WRITTEN EXERCISE: Give back every line exactly as it appears, pictures excluded.

DATA SHOWN:
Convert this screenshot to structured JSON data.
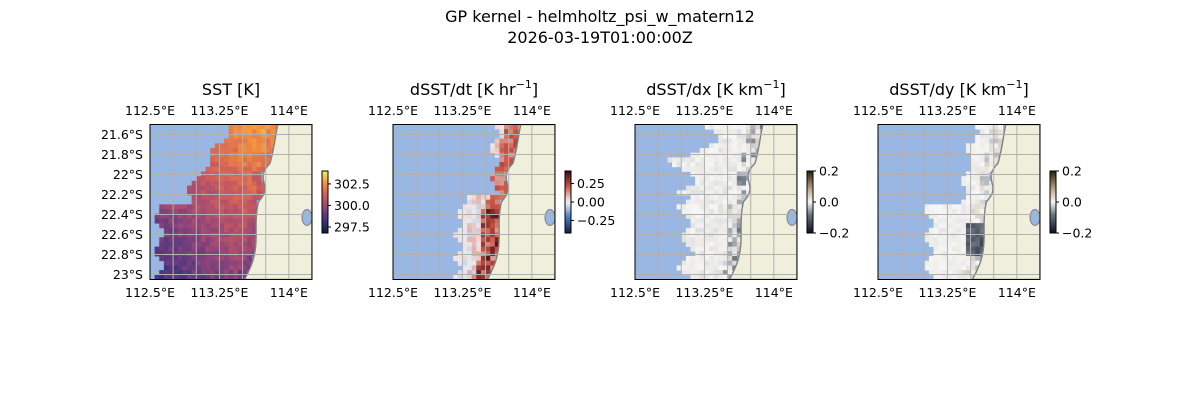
{
  "figure": {
    "title_line1": "GP kernel - helmholtz_psi_w_matern12",
    "title_line2": "2026-03-19T01:00:00Z"
  },
  "colors": {
    "ocean_mask": "#9ab6e3",
    "land": "#efefdb",
    "coast": "#808080",
    "grid": "#b0b0b0"
  },
  "chart_data": [
    {
      "type": "heatmap",
      "title": "SST [K]",
      "title_main": "SST [K]",
      "title_sup": "",
      "title_close": "",
      "x_ticks": [
        "112.5°E",
        "113.25°E",
        "114°E"
      ],
      "y_ticks": [
        "21.6°S",
        "21.8°S",
        "22°S",
        "22.2°S",
        "22.4°S",
        "22.6°S",
        "22.8°S",
        "23°S"
      ],
      "show_y_labels": true,
      "xlim": [
        112.5,
        114.25
      ],
      "ylim": [
        -23.05,
        -21.5
      ],
      "colorbar": {
        "ticks": [
          "302.5",
          "300.0",
          "297.5"
        ],
        "range": [
          296.8,
          304.0
        ],
        "cmap": "thermal"
      },
      "field": "sst"
    },
    {
      "type": "heatmap",
      "title": "dSST/dt [K hr−1]",
      "title_main": "dSST/dt [K hr",
      "title_sup": "−1",
      "title_close": "]",
      "x_ticks": [
        "112.5°E",
        "113.25°E",
        "114°E"
      ],
      "y_ticks": [],
      "show_y_labels": false,
      "xlim": [
        112.5,
        114.25
      ],
      "ylim": [
        -23.05,
        -21.5
      ],
      "colorbar": {
        "ticks": [
          "0.25",
          "0.00",
          "−0.25"
        ],
        "range": [
          -0.42,
          0.42
        ],
        "cmap": "balance"
      },
      "field": "dt"
    },
    {
      "type": "heatmap",
      "title": "dSST/dx [K km−1]",
      "title_main": "dSST/dx [K km",
      "title_sup": "−1",
      "title_close": "]",
      "x_ticks": [
        "112.5°E",
        "113.25°E",
        "114°E"
      ],
      "y_ticks": [],
      "show_y_labels": false,
      "xlim": [
        112.5,
        114.25
      ],
      "ylim": [
        -23.05,
        -21.5
      ],
      "colorbar": {
        "ticks": [
          "0.2",
          "0.0",
          "−0.2"
        ],
        "range": [
          -0.2,
          0.2
        ],
        "cmap": "diff"
      },
      "field": "dx"
    },
    {
      "type": "heatmap",
      "title": "dSST/dy [K km−1]",
      "title_main": "dSST/dy [K km",
      "title_sup": "−1",
      "title_close": "]",
      "x_ticks": [
        "112.5°E",
        "113.25°E",
        "114°E"
      ],
      "y_ticks": [],
      "show_y_labels": false,
      "xlim": [
        112.5,
        114.25
      ],
      "ylim": [
        -23.05,
        -21.5
      ],
      "colorbar": {
        "ticks": [
          "0.2",
          "0.0",
          "−0.2"
        ],
        "range": [
          -0.2,
          0.2
        ],
        "cmap": "diff"
      },
      "field": "dy"
    }
  ]
}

SOLUTION TO THE EXERCISE:
Convert this screenshot to structured JSON data.
{
  "figure": {
    "title_line1": "GP kernel - helmholtz_psi_w_matern12",
    "title_line2": "2026-03-19T01:00:00Z"
  },
  "colors": {
    "ocean_mask": "#9ab6e3",
    "land": "#efefdb",
    "coast": "#808080",
    "grid": "#b0b0b0"
  },
  "chart_data": [
    {
      "type": "heatmap",
      "title": "SST [K]",
      "title_main": "SST [K]",
      "title_sup": "",
      "title_close": "",
      "x_ticks": [
        "112.5°E",
        "113.25°E",
        "114°E"
      ],
      "y_ticks": [
        "21.6°S",
        "21.8°S",
        "22°S",
        "22.2°S",
        "22.4°S",
        "22.6°S",
        "22.8°S",
        "23°S"
      ],
      "show_y_labels": true,
      "xlim": [
        112.5,
        114.25
      ],
      "ylim": [
        -23.05,
        -21.5
      ],
      "colorbar": {
        "ticks": [
          "302.5",
          "300.0",
          "297.5"
        ],
        "range": [
          296.8,
          304.0
        ],
        "cmap": "thermal"
      },
      "field": "sst"
    },
    {
      "type": "heatmap",
      "title": "dSST/dt [K hr−1]",
      "title_main": "dSST/dt [K hr",
      "title_sup": "−1",
      "title_close": "]",
      "x_ticks": [
        "112.5°E",
        "113.25°E",
        "114°E"
      ],
      "y_ticks": [],
      "show_y_labels": false,
      "xlim": [
        112.5,
        114.25
      ],
      "ylim": [
        -23.05,
        -21.5
      ],
      "colorbar": {
        "ticks": [
          "0.25",
          "0.00",
          "−0.25"
        ],
        "range": [
          -0.42,
          0.42
        ],
        "cmap": "balance"
      },
      "field": "dt"
    },
    {
      "type": "heatmap",
      "title": "dSST/dx [K km−1]",
      "title_main": "dSST/dx [K km",
      "title_sup": "−1",
      "title_close": "]",
      "x_ticks": [
        "112.5°E",
        "113.25°E",
        "114°E"
      ],
      "y_ticks": [],
      "show_y_labels": false,
      "xlim": [
        112.5,
        114.25
      ],
      "ylim": [
        -23.05,
        -21.5
      ],
      "colorbar": {
        "ticks": [
          "0.2",
          "0.0",
          "−0.2"
        ],
        "range": [
          -0.2,
          0.2
        ],
        "cmap": "diff"
      },
      "field": "dx"
    },
    {
      "type": "heatmap",
      "title": "dSST/dy [K km−1]",
      "title_main": "dSST/dy [K km",
      "title_sup": "−1",
      "title_close": "]",
      "x_ticks": [
        "112.5°E",
        "113.25°E",
        "114°E"
      ],
      "y_ticks": [],
      "show_y_labels": false,
      "xlim": [
        112.5,
        114.25
      ],
      "ylim": [
        -23.05,
        -21.5
      ],
      "colorbar": {
        "ticks": [
          "0.2",
          "0.0",
          "−0.2"
        ],
        "range": [
          -0.2,
          0.2
        ],
        "cmap": "diff"
      },
      "field": "dy"
    }
  ]
}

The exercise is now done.